WORK TO DO:
Please give the listing again in its entirety, exactly as written.

GIVEN RECORDS:

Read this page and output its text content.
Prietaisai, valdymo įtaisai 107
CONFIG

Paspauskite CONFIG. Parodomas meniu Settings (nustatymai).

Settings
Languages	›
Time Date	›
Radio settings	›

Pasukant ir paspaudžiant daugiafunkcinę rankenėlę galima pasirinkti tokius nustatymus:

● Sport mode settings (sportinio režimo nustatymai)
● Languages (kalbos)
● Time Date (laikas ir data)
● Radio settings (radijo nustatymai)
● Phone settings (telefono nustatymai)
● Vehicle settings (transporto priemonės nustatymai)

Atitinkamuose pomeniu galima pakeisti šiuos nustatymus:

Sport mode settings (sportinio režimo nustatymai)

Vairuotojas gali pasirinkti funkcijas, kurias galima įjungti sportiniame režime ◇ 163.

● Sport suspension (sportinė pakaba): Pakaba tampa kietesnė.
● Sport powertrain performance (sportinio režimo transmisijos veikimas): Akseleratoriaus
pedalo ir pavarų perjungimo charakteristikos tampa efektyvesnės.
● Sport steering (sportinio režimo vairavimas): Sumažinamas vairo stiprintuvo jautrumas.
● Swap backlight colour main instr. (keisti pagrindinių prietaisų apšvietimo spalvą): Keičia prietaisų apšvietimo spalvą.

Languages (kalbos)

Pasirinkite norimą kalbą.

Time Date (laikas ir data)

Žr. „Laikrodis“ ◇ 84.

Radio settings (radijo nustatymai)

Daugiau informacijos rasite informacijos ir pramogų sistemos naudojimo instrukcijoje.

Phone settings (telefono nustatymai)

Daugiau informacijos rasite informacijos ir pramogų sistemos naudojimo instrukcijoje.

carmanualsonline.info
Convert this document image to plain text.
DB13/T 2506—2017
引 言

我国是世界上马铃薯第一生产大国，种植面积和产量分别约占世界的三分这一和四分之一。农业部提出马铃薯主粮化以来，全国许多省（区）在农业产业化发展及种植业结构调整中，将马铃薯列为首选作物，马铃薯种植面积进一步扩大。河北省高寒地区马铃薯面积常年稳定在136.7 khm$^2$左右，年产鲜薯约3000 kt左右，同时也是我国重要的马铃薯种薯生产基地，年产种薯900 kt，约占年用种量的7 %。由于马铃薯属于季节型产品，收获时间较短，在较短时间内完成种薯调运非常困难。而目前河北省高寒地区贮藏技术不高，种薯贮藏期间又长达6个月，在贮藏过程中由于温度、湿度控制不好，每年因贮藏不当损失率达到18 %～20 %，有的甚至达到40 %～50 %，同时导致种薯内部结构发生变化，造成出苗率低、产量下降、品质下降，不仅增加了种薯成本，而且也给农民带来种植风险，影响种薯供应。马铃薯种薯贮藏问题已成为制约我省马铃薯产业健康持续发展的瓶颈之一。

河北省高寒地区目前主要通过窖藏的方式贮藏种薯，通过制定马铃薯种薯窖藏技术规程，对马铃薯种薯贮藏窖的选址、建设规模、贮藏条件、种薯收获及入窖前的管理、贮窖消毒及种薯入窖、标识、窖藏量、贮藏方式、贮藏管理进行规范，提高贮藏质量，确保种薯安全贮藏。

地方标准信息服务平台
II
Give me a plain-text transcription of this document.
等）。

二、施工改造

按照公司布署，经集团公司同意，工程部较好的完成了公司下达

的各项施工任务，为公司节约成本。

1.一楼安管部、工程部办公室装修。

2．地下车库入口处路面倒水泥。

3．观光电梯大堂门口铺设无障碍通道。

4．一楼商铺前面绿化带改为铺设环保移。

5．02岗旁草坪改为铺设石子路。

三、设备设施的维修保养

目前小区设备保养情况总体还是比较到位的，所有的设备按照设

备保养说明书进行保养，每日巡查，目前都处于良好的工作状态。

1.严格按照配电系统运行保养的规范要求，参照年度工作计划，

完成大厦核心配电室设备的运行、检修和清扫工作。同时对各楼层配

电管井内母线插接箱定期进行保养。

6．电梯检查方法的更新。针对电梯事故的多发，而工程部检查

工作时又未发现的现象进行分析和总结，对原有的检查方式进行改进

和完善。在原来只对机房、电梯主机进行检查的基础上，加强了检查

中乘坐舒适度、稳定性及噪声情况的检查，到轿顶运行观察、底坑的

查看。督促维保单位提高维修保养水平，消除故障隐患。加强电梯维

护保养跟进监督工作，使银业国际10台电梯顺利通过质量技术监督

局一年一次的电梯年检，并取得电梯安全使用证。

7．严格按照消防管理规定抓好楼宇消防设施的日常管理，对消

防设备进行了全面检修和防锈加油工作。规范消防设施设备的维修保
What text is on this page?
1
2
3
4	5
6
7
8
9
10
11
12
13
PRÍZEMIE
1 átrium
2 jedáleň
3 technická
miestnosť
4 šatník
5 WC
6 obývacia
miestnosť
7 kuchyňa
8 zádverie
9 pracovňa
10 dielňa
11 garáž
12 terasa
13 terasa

TASK SOLUTION:
Read this page and output its text content.
Prietaisai, valdymo įtaisai 107
CONFIG

Paspauskite CONFIG. Parodomas meniu Settings (nustatymai).

Settings
Languages	›
Time Date	›
Radio settings	›

Pasukant ir paspaudžiant daugiafunkcinę rankenėlę galima pasirinkti tokius nustatymus:

● Sport mode settings (sportinio režimo nustatymai)
● Languages (kalbos)
● Time Date (laikas ir data)
● Radio settings (radijo nustatymai)
● Phone settings (telefono nustatymai)
● Vehicle settings (transporto priemonės nustatymai)

Atitinkamuose pomeniu galima pakeisti šiuos nustatymus:

Sport mode settings (sportinio režimo nustatymai)

Vairuotojas gali pasirinkti funkcijas, kurias galima įjungti sportiniame režime ◇ 163.

● Sport suspension (sportinė pakaba): Pakaba tampa kietesnė.
● Sport powertrain performance (sportinio režimo transmisijos veikimas): Akseleratoriaus
pedalo ir pavarų perjungimo charakteristikos tampa efektyvesnės.
● Sport steering (sportinio režimo vairavimas): Sumažinamas vairo stiprintuvo jautrumas.
● Swap backlight colour main instr. (keisti pagrindinių prietaisų apšvietimo spalvą): Keičia prietaisų apšvietimo spalvą.

Languages (kalbos)

Pasirinkite norimą kalbą.

Time Date (laikas ir data)

Žr. „Laikrodis“ ◇ 84.

Radio settings (radijo nustatymai)

Daugiau informacijos rasite informacijos ir pramogų sistemos naudojimo instrukcijoje.

Phone settings (telefono nustatymai)

Daugiau informacijos rasite informacijos ir pramogų sistemos naudojimo instrukcijoje.

carmanualsonline.info
Convert this document image to plain text.
DB13/T 2506—2017
引 言

我国是世界上马铃薯第一生产大国，种植面积和产量分别约占世界的三分这一和四分之一。农业部提出马铃薯主粮化以来，全国许多省（区）在农业产业化发展及种植业结构调整中，将马铃薯列为首选作物，马铃薯种植面积进一步扩大。河北省高寒地区马铃薯面积常年稳定在136.7 khm$^2$左右，年产鲜薯约3000 kt左右，同时也是我国重要的马铃薯种薯生产基地，年产种薯900 kt，约占年用种量的7 %。由于马铃薯属于季节型产品，收获时间较短，在较短时间内完成种薯调运非常困难。而目前河北省高寒地区贮藏技术不高，种薯贮藏期间又长达6个月，在贮藏过程中由于温度、湿度控制不好，每年因贮藏不当损失率达到18 %～20 %，有的甚至达到40 %～50 %，同时导致种薯内部结构发生变化，造成出苗率低、产量下降、品质下降，不仅增加了种薯成本，而且也给农民带来种植风险，影响种薯供应。马铃薯种薯贮藏问题已成为制约我省马铃薯产业健康持续发展的瓶颈之一。

河北省高寒地区目前主要通过窖藏的方式贮藏种薯，通过制定马铃薯种薯窖藏技术规程，对马铃薯种薯贮藏窖的选址、建设规模、贮藏条件、种薯收获及入窖前的管理、贮窖消毒及种薯入窖、标识、窖藏量、贮藏方式、贮藏管理进行规范，提高贮藏质量，确保种薯安全贮藏。

地方标准信息服务平台
II
Give me a plain-text transcription of this document.
等）。

二、施工改造

按照公司布署，经集团公司同意，工程部较好的完成了公司下达

的各项施工任务，为公司节约成本。

1.一楼安管部、工程部办公室装修。

2．地下车库入口处路面倒水泥。

3．观光电梯大堂门口铺设无障碍通道。

4．一楼商铺前面绿化带改为铺设环保移。

5．02岗旁草坪改为铺设石子路。

三、设备设施的维修保养

目前小区设备保养情况总体还是比较到位的，所有的设备按照设

备保养说明书进行保养，每日巡查，目前都处于良好的工作状态。

1.严格按照配电系统运行保养的规范要求，参照年度工作计划，

完成大厦核心配电室设备的运行、检修和清扫工作。同时对各楼层配

电管井内母线插接箱定期进行保养。

6．电梯检查方法的更新。针对电梯事故的多发，而工程部检查

工作时又未发现的现象进行分析和总结，对原有的检查方式进行改进

和完善。在原来只对机房、电梯主机进行检查的基础上，加强了检查

中乘坐舒适度、稳定性及噪声情况的检查，到轿顶运行观察、底坑的

查看。督促维保单位提高维修保养水平，消除故障隐患。加强电梯维

护保养跟进监督工作，使银业国际10台电梯顺利通过质量技术监督

局一年一次的电梯年检，并取得电梯安全使用证。

7．严格按照消防管理规定抓好楼宇消防设施的日常管理，对消

防设备进行了全面检修和防锈加油工作。规范消防设施设备的维修保
What text is on this page?
1
2
3
4	5
6
7
8
9
10
11
12
13
PRÍZEMIE
1 átrium
2 jedáleň
3 technická
miestnosť
4 šatník
5 WC
6 obývacia
miestnosť
7 kuchyňa
8 zádverie
9 pracovňa
10 dielňa
11 garáž
12 terasa
13 terasa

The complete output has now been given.